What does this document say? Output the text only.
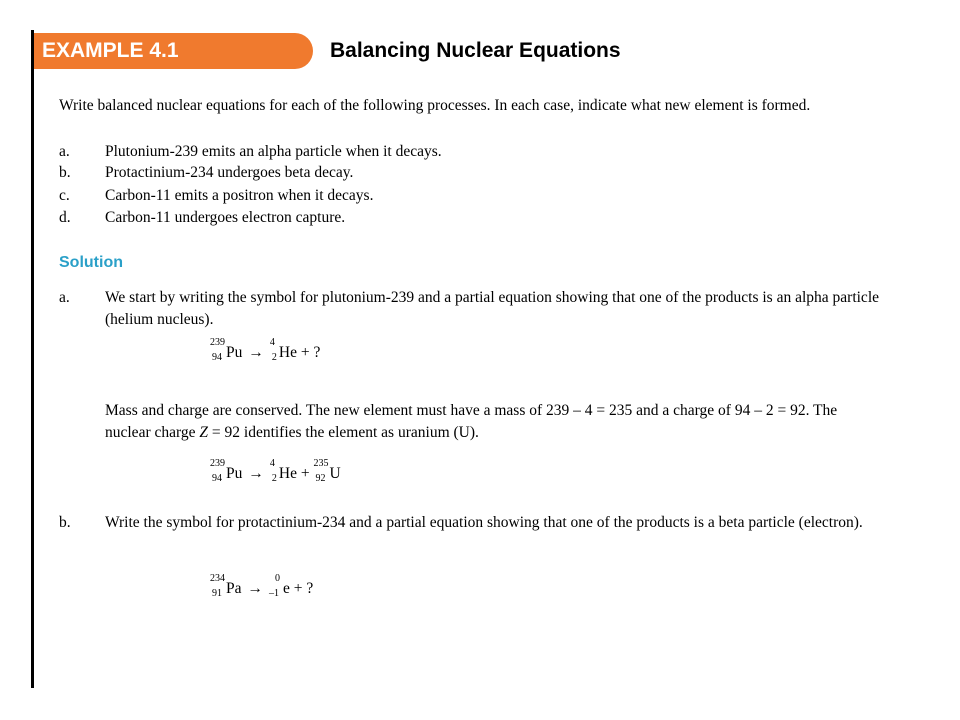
EXAMPLE 4.1	Balancing Nuclear Equations
Write balanced nuclear equations for each of the following processes. In each case, indicate what new element is formed.
a. Plutonium-239 emits an alpha particle when it decays.
b. Protactinium-234 undergoes beta decay.
c. Carbon-11 emits a positron when it decays.
d. Carbon-11 undergoes electron capture.
Solution
a. We start by writing the symbol for plutonium-239 and a partial equation showing that one of the products is an alpha particle (helium nucleus).
239
94 Pu →
4
2 He + ?
Mass and charge are conserved. The new element must have a mass of 239 – 4 = 235 and a charge of 94 – 2 = 92. The nuclear charge Z = 92 identifies the element as uranium (U).
239
94 Pu →
4
2 He +
235
92 U
b. Write the symbol for protactinium-234 and a partial equation showing that one of the products is a beta particle (electron).
234
91 Pa →
0
–1 e + ?
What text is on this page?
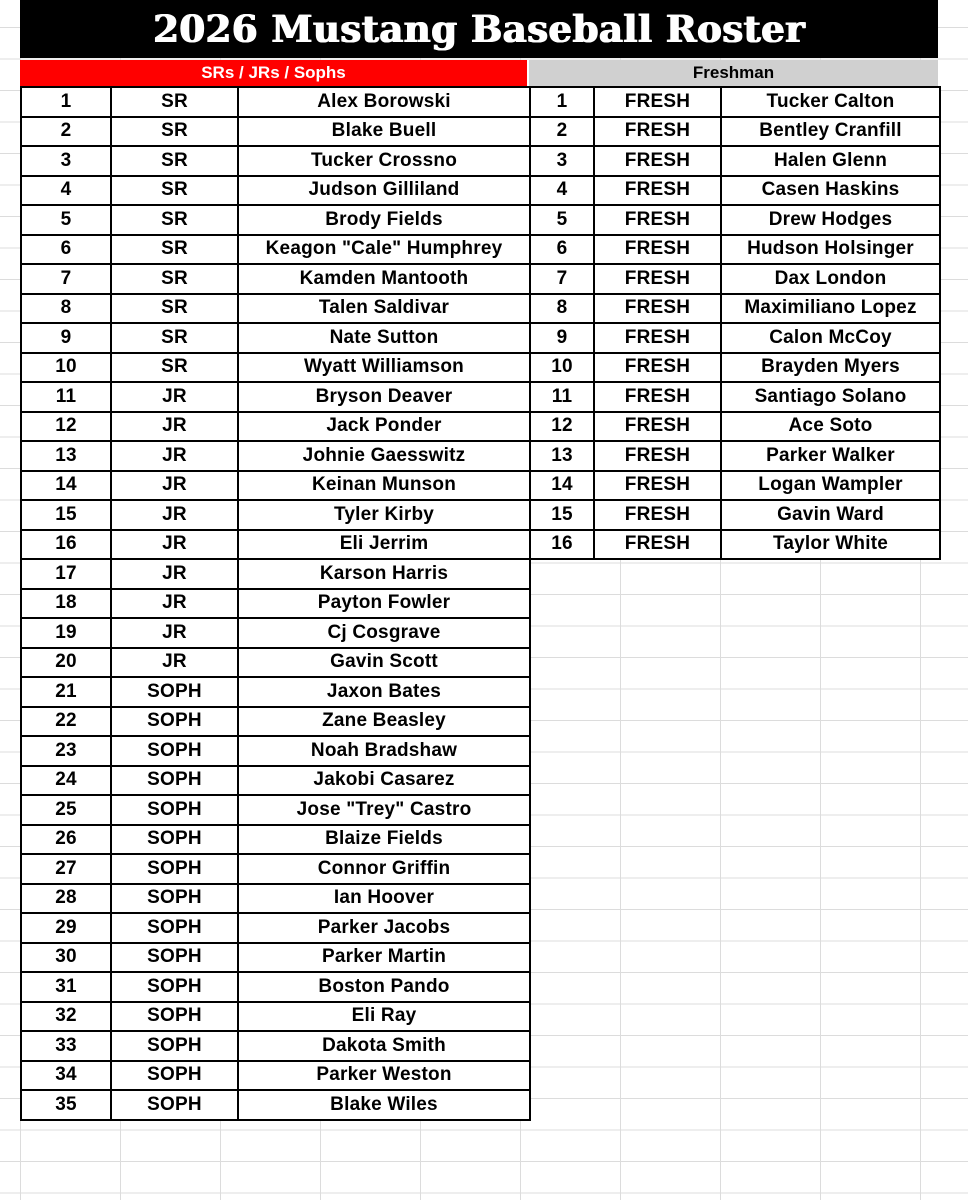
2026 Mustang Baseball Roster
SRs / JRs / Sophs	Freshman
1	SR	Alex Borowski
2	SR	Blake Buell
3	SR	Tucker Crossno
4	SR	Judson Gilliland
5	SR	Brody Fields
6	SR	Keagon "Cale" Humphrey
7	SR	Kamden Mantooth
8	SR	Talen Saldivar
9	SR	Nate Sutton
10	SR	Wyatt Williamson
11	JR	Bryson Deaver
12	JR	Jack Ponder
13	JR	Johnie Gaesswitz
14	JR	Keinan Munson
15	JR	Tyler Kirby
16	JR	Eli Jerrim
17	JR	Karson Harris
18	JR	Payton Fowler
19	JR	Cj Cosgrave
20	JR	Gavin Scott
21	SOPH	Jaxon Bates
22	SOPH	Zane Beasley
23	SOPH	Noah Bradshaw
24	SOPH	Jakobi Casarez
25	SOPH	Jose "Trey" Castro
26	SOPH	Blaize Fields
27	SOPH	Connor Griffin
28	SOPH	Ian Hoover
29	SOPH	Parker Jacobs
30	SOPH	Parker Martin
31	SOPH	Boston Pando
32	SOPH	Eli Ray
33	SOPH	Dakota Smith
34	SOPH	Parker Weston
35	SOPH	Blake Wiles
1	FRESH	Tucker Calton
2	FRESH	Bentley Cranfill
3	FRESH	Halen Glenn
4	FRESH	Casen Haskins
5	FRESH	Drew Hodges
6	FRESH	Hudson Holsinger
7	FRESH	Dax London
8	FRESH	Maximiliano Lopez
9	FRESH	Calon McCoy
10	FRESH	Brayden Myers
11	FRESH	Santiago Solano
12	FRESH	Ace Soto
13	FRESH	Parker Walker
14	FRESH	Logan Wampler
15	FRESH	Gavin Ward
16	FRESH	Taylor White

_ _ _ _ _ _ _

Output exactly the lines from the one containing "What text is on this page?" through the last line of the records above, both included, leaving out any pictures.

* **Written solution**:
What text is on this page?
2026 Mustang Baseball Roster
SRs / JRs / Sophs	Freshman
1	SR	Alex Borowski
2	SR	Blake Buell
3	SR	Tucker Crossno
4	SR	Judson Gilliland
5	SR	Brody Fields
6	SR	Keagon "Cale" Humphrey
7	SR	Kamden Mantooth
8	SR	Talen Saldivar
9	SR	Nate Sutton
10	SR	Wyatt Williamson
11	JR	Bryson Deaver
12	JR	Jack Ponder
13	JR	Johnie Gaesswitz
14	JR	Keinan Munson
15	JR	Tyler Kirby
16	JR	Eli Jerrim
17	JR	Karson Harris
18	JR	Payton Fowler
19	JR	Cj Cosgrave
20	JR	Gavin Scott
21	SOPH	Jaxon Bates
22	SOPH	Zane Beasley
23	SOPH	Noah Bradshaw
24	SOPH	Jakobi Casarez
25	SOPH	Jose "Trey" Castro
26	SOPH	Blaize Fields
27	SOPH	Connor Griffin
28	SOPH	Ian Hoover
29	SOPH	Parker Jacobs
30	SOPH	Parker Martin
31	SOPH	Boston Pando
32	SOPH	Eli Ray
33	SOPH	Dakota Smith
34	SOPH	Parker Weston
35	SOPH	Blake Wiles
1	FRESH	Tucker Calton
2	FRESH	Bentley Cranfill
3	FRESH	Halen Glenn
4	FRESH	Casen Haskins
5	FRESH	Drew Hodges
6	FRESH	Hudson Holsinger
7	FRESH	Dax London
8	FRESH	Maximiliano Lopez
9	FRESH	Calon McCoy
10	FRESH	Brayden Myers
11	FRESH	Santiago Solano
12	FRESH	Ace Soto
13	FRESH	Parker Walker
14	FRESH	Logan Wampler
15	FRESH	Gavin Ward
16	FRESH	Taylor White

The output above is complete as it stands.